→ **Goal**:
Transcribe the entries below exactly.
______________________________
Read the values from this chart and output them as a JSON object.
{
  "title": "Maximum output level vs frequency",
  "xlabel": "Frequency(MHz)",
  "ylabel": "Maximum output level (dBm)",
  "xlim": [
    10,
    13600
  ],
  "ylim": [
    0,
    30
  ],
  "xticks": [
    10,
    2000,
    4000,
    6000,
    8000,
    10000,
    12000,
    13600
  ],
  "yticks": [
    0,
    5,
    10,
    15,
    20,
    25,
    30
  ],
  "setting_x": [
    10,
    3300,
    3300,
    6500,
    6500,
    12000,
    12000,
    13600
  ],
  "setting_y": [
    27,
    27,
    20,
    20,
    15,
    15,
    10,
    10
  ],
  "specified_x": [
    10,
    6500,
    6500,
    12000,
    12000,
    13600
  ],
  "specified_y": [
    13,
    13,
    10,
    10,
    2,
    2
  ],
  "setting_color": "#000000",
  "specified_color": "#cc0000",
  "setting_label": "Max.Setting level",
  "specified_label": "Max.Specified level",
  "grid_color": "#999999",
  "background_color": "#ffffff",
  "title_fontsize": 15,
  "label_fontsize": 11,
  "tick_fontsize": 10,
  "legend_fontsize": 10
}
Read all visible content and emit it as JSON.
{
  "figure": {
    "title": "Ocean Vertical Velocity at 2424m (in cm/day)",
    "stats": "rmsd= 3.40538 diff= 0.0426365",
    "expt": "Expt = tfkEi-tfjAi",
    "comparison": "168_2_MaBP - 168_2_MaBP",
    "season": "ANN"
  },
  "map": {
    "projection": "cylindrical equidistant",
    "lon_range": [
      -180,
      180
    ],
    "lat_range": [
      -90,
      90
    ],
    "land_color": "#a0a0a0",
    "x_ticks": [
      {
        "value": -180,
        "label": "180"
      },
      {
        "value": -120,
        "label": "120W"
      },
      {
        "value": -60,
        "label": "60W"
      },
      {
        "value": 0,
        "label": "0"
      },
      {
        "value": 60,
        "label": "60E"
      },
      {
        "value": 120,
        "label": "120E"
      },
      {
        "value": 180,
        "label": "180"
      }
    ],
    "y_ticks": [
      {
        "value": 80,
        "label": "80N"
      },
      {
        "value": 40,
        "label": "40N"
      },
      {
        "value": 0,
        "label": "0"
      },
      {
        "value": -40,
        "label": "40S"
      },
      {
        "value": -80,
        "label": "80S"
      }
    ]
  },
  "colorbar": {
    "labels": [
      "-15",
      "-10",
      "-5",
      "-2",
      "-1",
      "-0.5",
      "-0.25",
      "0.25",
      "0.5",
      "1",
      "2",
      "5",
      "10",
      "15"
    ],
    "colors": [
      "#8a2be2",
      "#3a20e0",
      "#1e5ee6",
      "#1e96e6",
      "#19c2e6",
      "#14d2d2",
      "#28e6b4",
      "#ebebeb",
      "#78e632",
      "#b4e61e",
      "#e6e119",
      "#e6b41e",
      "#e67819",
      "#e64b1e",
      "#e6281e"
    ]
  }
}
______________________________
→ **Task response**:
Read the values from this chart and output them as a JSON object.
{
  "title": "Maximum output level vs frequency",
  "xlabel": "Frequency(MHz)",
  "ylabel": "Maximum output level (dBm)",
  "xlim": [
    10,
    13600
  ],
  "ylim": [
    0,
    30
  ],
  "xticks": [
    10,
    2000,
    4000,
    6000,
    8000,
    10000,
    12000,
    13600
  ],
  "yticks": [
    0,
    5,
    10,
    15,
    20,
    25,
    30
  ],
  "setting_x": [
    10,
    3300,
    3300,
    6500,
    6500,
    12000,
    12000,
    13600
  ],
  "setting_y": [
    27,
    27,
    20,
    20,
    15,
    15,
    10,
    10
  ],
  "specified_x": [
    10,
    6500,
    6500,
    12000,
    12000,
    13600
  ],
  "specified_y": [
    13,
    13,
    10,
    10,
    2,
    2
  ],
  "setting_color": "#000000",
  "specified_color": "#cc0000",
  "setting_label": "Max.Setting level",
  "specified_label": "Max.Specified level",
  "grid_color": "#999999",
  "background_color": "#ffffff",
  "title_fontsize": 15,
  "label_fontsize": 11,
  "tick_fontsize": 10,
  "legend_fontsize": 10
}
Read all visible content and emit it as JSON.
{
  "figure": {
    "title": "Ocean Vertical Velocity at 2424m (in cm/day)",
    "stats": "rmsd= 3.40538 diff= 0.0426365",
    "expt": "Expt = tfkEi-tfjAi",
    "comparison": "168_2_MaBP - 168_2_MaBP",
    "season": "ANN"
  },
  "map": {
    "projection": "cylindrical equidistant",
    "lon_range": [
      -180,
      180
    ],
    "lat_range": [
      -90,
      90
    ],
    "land_color": "#a0a0a0",
    "x_ticks": [
      {
        "value": -180,
        "label": "180"
      },
      {
        "value": -120,
        "label": "120W"
      },
      {
        "value": -60,
        "label": "60W"
      },
      {
        "value": 0,
        "label": "0"
      },
      {
        "value": 60,
        "label": "60E"
      },
      {
        "value": 120,
        "label": "120E"
      },
      {
        "value": 180,
        "label": "180"
      }
    ],
    "y_ticks": [
      {
        "value": 80,
        "label": "80N"
      },
      {
        "value": 40,
        "label": "40N"
      },
      {
        "value": 0,
        "label": "0"
      },
      {
        "value": -40,
        "label": "40S"
      },
      {
        "value": -80,
        "label": "80S"
      }
    ]
  },
  "colorbar": {
    "labels": [
      "-15",
      "-10",
      "-5",
      "-2",
      "-1",
      "-0.5",
      "-0.25",
      "0.25",
      "0.5",
      "1",
      "2",
      "5",
      "10",
      "15"
    ],
    "colors": [
      "#8a2be2",
      "#3a20e0",
      "#1e5ee6",
      "#1e96e6",
      "#19c2e6",
      "#14d2d2",
      "#28e6b4",
      "#ebebeb",
      "#78e632",
      "#b4e61e",
      "#e6e119",
      "#e6b41e",
      "#e67819",
      "#e64b1e",
      "#e6281e"
    ]
  }
}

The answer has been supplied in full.